Text block ▸
——————

Fundamental Cluster Design Issues 

Scalable Performance: This refers to the fact that scaling of resources (cluster nodes, memory capacity, I/O bandwidth, etc.) leads to a proportional increase in performance. Of course, both scale-up and scale down capabilities are needed, depending on application demand or cost effectiveness considerations. Clustering is driven by scalability.



Single-System Image (SSI): A set of workstations connected by an Ethernet network is not necessarily a cluster. A cluster is a single system. For example, suppose a workstation has a 300 Mflops/second processor, 512 MB of memory, and a 4 GB disk and can support 50 active users and 1,000 processes.



By clustering 100 such workstations, can we get a single system that is equivalent to one huge workstation, or a mega-station, that has a 30 Gflops/second processor, 50 GB of memory, and a 7

400 GB disk and can support 5,000 active users and 100,000 processes? SSI techniques are aimed at achieving this goal. 

Internode Communication: Because of their higher node complexity, cluster nodes cannot be packaged as compactly as MPP nodes. The internode physical wire lengths are longer in a cluster than in an MPP. This is true even for centralized clusters.

——————

Information shown ▸
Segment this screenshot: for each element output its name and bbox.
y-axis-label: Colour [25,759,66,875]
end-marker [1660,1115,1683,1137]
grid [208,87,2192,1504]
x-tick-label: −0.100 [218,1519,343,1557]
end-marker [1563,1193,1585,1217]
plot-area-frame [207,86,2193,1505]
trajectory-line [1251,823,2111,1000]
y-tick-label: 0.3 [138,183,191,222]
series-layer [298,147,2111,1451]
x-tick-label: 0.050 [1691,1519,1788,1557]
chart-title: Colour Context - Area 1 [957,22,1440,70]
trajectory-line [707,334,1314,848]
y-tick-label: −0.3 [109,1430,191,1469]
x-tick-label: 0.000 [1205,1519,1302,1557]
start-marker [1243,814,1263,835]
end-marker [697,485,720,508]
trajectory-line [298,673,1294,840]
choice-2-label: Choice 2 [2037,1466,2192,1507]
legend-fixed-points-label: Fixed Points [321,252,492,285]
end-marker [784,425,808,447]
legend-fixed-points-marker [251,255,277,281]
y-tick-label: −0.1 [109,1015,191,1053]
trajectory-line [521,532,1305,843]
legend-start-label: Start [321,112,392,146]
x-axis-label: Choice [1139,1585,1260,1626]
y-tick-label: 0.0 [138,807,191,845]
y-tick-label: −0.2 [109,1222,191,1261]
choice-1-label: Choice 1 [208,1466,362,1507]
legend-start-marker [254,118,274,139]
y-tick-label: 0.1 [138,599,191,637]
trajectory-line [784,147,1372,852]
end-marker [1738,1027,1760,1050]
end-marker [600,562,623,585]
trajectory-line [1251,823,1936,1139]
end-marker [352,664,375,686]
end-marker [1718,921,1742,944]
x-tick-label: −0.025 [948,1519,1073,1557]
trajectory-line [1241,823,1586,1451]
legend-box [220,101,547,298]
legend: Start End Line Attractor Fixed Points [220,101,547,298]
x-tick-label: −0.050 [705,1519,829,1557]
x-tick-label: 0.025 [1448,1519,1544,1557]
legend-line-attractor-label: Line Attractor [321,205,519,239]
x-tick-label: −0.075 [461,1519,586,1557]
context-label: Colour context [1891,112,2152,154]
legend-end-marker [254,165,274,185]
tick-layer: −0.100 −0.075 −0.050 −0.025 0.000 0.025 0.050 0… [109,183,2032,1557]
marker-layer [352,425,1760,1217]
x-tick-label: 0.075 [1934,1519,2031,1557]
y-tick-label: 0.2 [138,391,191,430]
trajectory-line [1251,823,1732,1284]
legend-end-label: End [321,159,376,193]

——————

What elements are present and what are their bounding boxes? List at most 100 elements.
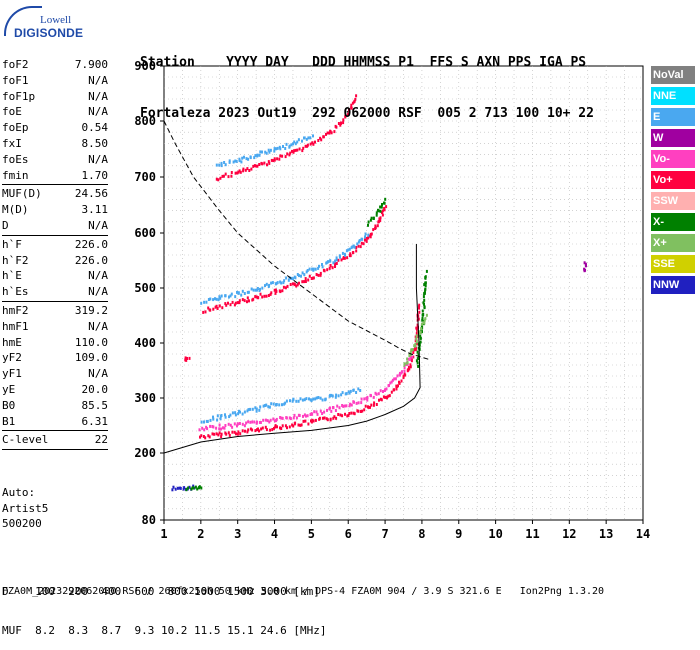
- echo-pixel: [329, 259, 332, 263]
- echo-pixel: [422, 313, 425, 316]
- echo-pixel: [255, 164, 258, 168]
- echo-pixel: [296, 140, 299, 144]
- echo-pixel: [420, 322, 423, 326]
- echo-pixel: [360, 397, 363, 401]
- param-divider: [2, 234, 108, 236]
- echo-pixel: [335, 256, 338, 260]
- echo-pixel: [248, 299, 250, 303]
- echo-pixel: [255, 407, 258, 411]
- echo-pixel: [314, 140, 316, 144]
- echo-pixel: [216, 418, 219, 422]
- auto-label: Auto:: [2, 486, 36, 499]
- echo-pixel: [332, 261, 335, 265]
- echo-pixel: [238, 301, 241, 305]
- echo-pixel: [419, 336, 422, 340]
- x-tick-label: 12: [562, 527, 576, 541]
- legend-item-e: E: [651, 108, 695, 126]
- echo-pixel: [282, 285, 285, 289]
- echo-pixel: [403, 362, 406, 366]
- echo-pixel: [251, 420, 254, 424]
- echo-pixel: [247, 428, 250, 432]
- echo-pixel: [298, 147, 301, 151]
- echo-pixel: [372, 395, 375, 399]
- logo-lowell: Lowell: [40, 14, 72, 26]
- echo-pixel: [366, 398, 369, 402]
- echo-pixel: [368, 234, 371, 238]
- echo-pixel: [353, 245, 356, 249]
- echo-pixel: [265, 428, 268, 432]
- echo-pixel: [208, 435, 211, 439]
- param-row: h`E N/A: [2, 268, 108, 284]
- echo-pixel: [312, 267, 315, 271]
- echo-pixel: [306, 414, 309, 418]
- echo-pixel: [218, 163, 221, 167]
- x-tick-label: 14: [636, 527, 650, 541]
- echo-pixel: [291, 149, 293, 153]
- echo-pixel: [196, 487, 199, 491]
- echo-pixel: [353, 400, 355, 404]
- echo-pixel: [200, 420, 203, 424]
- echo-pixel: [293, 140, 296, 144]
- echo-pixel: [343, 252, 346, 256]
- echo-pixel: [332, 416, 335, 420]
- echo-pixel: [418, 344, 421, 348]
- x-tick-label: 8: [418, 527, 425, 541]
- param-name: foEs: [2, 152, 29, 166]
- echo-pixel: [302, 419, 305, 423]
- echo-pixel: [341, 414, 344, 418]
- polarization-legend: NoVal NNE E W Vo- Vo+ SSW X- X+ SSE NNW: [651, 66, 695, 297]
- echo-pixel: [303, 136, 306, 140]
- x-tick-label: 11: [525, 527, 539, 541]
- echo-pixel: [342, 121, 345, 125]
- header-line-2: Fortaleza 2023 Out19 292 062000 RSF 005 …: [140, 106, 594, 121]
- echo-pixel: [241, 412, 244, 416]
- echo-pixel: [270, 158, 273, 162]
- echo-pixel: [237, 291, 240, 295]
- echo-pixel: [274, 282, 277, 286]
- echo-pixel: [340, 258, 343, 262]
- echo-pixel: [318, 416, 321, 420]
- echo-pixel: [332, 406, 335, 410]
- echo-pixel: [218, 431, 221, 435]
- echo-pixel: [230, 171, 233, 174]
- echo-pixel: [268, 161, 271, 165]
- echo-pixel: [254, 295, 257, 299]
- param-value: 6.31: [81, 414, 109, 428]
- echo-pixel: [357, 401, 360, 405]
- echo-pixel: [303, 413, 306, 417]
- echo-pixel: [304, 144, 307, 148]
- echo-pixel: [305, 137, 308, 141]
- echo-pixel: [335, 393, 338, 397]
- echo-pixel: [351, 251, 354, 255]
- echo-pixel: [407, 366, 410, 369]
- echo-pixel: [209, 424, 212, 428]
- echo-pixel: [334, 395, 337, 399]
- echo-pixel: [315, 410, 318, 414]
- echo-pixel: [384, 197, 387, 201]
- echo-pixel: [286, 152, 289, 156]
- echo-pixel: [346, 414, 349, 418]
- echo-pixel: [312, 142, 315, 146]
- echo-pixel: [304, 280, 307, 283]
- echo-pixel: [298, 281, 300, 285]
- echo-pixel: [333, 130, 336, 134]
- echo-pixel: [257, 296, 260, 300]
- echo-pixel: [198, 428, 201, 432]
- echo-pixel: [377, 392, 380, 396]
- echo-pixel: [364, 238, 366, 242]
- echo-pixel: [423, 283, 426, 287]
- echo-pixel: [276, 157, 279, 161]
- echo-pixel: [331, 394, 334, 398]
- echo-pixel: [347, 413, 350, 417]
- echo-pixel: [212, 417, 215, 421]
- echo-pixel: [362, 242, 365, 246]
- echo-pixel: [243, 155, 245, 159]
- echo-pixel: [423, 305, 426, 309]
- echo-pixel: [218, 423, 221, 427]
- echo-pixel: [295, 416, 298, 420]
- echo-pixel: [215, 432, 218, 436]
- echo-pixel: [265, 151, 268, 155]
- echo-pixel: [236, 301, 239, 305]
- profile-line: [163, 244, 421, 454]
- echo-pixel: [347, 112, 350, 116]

——————

The task ▸
Write the next part of the text on fundamental cluster design issues, picking up after its last sentence. You will not need the items.

Answer for this exercise ▸
A long wire implies greater interconnect network latency. But more importantly, longer wires have more problems in terms of reliability, clock skew, and cross talking. These problems call for reliable and secure communication protocols, which increase overhead. Clusters often use commodity networks (e.g., Ethernet) with standard protocols such as TCP/IP.



Fault Tolerance and Recovery: Clusters of machines can be designed to eliminate all single points of failure. Through redundancy, a cluster can tolerate faulty conditions up to a certain extent.



Heartbeat mechanisms can be installed to monitor the running condition of all nodes. In case of a node failure, critical jobs running on the failing nodes can be saved by failing over to the surviving node machines. Rollback recovery schemes restore the computing results through periodic check pointing.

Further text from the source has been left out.